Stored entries
--- begin ---

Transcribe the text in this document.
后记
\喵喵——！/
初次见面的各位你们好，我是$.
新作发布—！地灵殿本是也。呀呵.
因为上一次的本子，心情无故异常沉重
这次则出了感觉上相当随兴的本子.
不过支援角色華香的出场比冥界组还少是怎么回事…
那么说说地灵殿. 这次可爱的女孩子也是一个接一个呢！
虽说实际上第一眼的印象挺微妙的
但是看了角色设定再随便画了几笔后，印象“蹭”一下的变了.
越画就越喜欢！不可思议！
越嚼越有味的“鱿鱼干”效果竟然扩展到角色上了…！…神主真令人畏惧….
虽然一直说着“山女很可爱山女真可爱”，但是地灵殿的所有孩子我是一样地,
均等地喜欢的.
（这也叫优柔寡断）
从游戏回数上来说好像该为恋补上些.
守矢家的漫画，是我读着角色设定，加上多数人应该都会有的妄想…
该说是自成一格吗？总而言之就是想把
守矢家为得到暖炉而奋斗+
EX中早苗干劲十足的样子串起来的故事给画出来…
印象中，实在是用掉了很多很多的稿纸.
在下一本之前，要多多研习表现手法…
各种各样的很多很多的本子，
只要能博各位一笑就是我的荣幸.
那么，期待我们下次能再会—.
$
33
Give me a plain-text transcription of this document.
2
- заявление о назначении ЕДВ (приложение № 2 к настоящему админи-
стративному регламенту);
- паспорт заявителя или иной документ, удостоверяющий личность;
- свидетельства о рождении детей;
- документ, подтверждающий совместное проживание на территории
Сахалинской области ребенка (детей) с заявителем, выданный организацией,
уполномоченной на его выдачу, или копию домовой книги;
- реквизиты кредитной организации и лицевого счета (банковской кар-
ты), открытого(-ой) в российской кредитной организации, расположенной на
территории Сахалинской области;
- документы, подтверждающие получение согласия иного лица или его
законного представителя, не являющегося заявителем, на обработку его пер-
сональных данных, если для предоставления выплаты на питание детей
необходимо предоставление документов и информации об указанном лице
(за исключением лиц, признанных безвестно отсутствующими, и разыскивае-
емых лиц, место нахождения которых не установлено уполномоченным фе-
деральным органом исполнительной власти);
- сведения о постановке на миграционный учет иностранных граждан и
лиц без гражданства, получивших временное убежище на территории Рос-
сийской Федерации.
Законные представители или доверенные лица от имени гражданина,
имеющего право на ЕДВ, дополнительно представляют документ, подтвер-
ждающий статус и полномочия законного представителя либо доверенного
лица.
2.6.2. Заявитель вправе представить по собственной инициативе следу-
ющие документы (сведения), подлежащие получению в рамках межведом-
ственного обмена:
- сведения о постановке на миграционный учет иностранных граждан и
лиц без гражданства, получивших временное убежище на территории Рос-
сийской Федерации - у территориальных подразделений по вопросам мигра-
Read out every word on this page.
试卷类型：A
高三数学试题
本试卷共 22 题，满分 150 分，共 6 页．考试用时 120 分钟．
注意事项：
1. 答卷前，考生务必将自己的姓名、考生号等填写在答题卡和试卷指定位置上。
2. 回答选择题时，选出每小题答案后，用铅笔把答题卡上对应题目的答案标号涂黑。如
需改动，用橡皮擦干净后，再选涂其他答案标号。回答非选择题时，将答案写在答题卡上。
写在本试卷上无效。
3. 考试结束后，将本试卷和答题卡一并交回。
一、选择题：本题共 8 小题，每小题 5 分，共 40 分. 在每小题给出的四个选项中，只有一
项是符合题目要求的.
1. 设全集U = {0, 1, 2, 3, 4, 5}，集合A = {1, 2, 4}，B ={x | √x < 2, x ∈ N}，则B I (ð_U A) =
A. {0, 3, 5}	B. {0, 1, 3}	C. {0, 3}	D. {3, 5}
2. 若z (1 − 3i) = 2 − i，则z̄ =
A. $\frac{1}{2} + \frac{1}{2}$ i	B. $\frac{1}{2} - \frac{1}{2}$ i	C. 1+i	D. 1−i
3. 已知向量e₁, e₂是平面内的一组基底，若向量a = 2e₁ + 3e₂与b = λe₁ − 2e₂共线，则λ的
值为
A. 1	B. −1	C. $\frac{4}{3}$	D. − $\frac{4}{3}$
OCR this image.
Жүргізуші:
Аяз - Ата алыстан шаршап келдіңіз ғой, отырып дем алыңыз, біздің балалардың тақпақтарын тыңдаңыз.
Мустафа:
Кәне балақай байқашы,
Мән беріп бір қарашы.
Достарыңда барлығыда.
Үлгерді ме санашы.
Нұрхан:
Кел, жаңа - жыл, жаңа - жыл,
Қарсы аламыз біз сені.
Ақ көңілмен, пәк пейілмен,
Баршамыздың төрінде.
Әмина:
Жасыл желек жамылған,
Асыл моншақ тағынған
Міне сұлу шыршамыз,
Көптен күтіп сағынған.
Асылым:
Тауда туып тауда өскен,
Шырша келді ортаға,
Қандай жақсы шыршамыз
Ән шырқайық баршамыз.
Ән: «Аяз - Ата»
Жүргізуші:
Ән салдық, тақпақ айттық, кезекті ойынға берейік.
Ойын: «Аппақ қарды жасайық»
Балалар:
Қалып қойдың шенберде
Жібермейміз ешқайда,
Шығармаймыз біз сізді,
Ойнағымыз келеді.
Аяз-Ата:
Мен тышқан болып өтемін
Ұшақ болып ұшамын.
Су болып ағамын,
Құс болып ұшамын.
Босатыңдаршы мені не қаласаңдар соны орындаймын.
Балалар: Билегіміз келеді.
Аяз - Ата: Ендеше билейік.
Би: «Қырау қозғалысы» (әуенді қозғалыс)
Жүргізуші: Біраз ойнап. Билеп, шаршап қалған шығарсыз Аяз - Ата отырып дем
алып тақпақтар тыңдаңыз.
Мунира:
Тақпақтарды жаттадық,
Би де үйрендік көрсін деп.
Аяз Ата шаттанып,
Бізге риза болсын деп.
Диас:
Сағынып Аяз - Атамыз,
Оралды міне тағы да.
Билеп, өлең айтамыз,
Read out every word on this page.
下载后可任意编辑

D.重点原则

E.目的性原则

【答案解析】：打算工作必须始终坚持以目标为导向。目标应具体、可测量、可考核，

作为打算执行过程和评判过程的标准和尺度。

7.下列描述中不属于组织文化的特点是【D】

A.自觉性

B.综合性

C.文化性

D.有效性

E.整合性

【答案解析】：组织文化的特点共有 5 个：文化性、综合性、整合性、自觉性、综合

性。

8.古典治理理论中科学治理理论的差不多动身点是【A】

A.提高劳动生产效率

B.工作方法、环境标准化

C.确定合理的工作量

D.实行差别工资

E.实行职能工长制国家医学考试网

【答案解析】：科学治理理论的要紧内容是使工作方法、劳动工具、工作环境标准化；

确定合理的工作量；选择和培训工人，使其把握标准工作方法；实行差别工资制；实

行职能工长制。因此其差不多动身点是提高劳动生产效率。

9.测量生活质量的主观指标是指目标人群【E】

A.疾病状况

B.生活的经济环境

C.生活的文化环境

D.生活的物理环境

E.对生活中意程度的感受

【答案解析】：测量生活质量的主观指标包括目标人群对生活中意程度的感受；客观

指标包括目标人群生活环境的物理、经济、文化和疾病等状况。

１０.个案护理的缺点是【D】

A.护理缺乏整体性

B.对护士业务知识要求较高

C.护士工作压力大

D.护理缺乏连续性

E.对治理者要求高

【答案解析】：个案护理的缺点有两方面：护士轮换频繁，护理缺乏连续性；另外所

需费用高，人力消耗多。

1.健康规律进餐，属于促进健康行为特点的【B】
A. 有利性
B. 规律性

--- end ---

▸ **Task to complete**: Gather every line containing the word "шыршамыз" and copy it.

▸ **Expected answer**:
Міне сұлу шыршамыз,
Қандай жақсы шыршамыз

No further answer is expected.